Transcribe each of the records below exactly, excluding all pictures.
┏━━
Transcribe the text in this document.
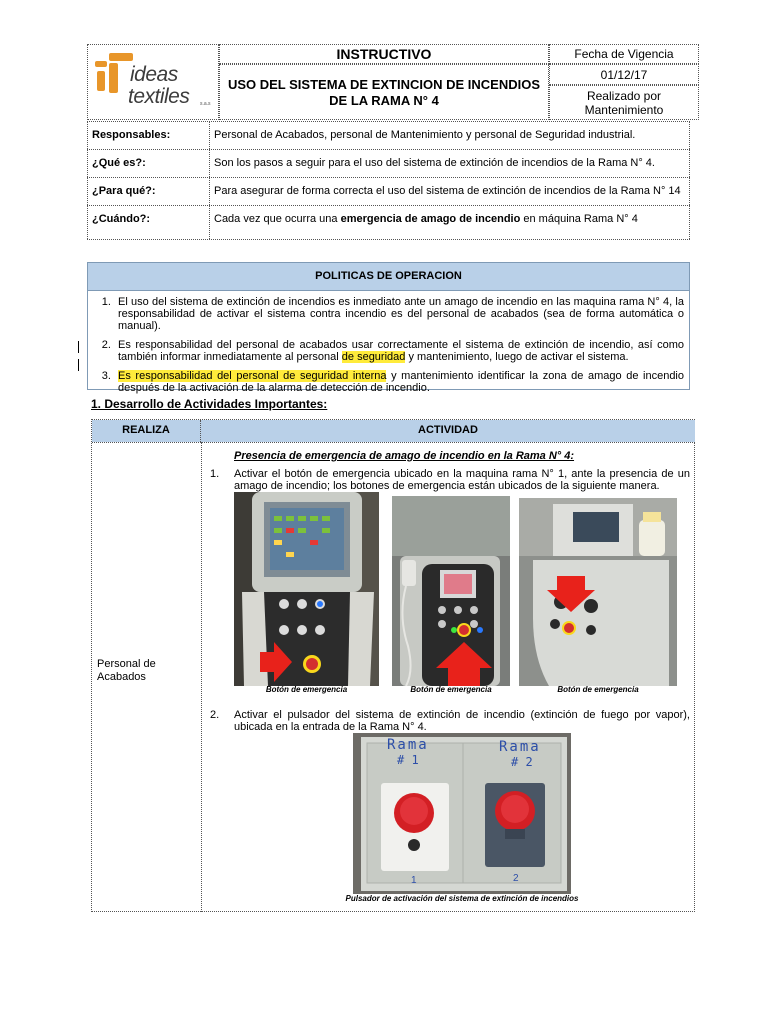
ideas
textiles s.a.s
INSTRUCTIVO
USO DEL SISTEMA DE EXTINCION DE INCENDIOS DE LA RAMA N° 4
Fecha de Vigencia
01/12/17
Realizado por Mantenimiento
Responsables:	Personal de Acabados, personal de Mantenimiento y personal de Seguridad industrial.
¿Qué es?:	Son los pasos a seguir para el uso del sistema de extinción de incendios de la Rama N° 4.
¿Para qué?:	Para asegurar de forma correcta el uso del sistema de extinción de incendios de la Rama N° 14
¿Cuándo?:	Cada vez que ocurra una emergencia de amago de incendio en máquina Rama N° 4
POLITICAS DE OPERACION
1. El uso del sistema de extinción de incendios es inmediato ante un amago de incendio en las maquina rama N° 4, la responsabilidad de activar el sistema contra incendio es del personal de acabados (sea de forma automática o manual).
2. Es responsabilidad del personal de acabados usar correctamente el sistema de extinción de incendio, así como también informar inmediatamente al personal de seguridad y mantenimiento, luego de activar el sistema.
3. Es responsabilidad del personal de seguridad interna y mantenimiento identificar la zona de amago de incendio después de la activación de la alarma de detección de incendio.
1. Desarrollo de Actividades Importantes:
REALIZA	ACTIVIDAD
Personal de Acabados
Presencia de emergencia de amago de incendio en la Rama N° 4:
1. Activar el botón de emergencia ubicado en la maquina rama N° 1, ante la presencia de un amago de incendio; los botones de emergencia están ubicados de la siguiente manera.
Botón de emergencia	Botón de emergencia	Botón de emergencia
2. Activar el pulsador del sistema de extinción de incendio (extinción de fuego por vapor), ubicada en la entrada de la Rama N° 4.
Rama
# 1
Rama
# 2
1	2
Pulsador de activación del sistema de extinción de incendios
┗━━
**Solved problem**
Transcribe the text in this document.
ideas
textiles s.a.s
INSTRUCTIVO
USO DEL SISTEMA DE EXTINCION DE INCENDIOS DE LA RAMA N° 4
Fecha de Vigencia
01/12/17
Realizado por Mantenimiento
Responsables:	Personal de Acabados, personal de Mantenimiento y personal de Seguridad industrial.
¿Qué es?:	Son los pasos a seguir para el uso del sistema de extinción de incendios de la Rama N° 4.
¿Para qué?:	Para asegurar de forma correcta el uso del sistema de extinción de incendios de la Rama N° 14
¿Cuándo?:	Cada vez que ocurra una emergencia de amago de incendio en máquina Rama N° 4
POLITICAS DE OPERACION
1. El uso del sistema de extinción de incendios es inmediato ante un amago de incendio en las maquina rama N° 4, la responsabilidad de activar el sistema contra incendio es del personal de acabados (sea de forma automática o manual).
2. Es responsabilidad del personal de acabados usar correctamente el sistema de extinción de incendio, así como también informar inmediatamente al personal de seguridad y mantenimiento, luego de activar el sistema.
3. Es responsabilidad del personal de seguridad interna y mantenimiento identificar la zona de amago de incendio después de la activación de la alarma de detección de incendio.
1. Desarrollo de Actividades Importantes:
REALIZA	ACTIVIDAD
Personal de Acabados
Presencia de emergencia de amago de incendio en la Rama N° 4:
1. Activar el botón de emergencia ubicado en la maquina rama N° 1, ante la presencia de un amago de incendio; los botones de emergencia están ubicados de la siguiente manera.
Botón de emergencia	Botón de emergencia	Botón de emergencia
2. Activar el pulsador del sistema de extinción de incendio (extinción de fuego por vapor), ubicada en la entrada de la Rama N° 4.
Rama
# 1
Rama
# 2
1	2
Pulsador de activación del sistema de extinción de incendios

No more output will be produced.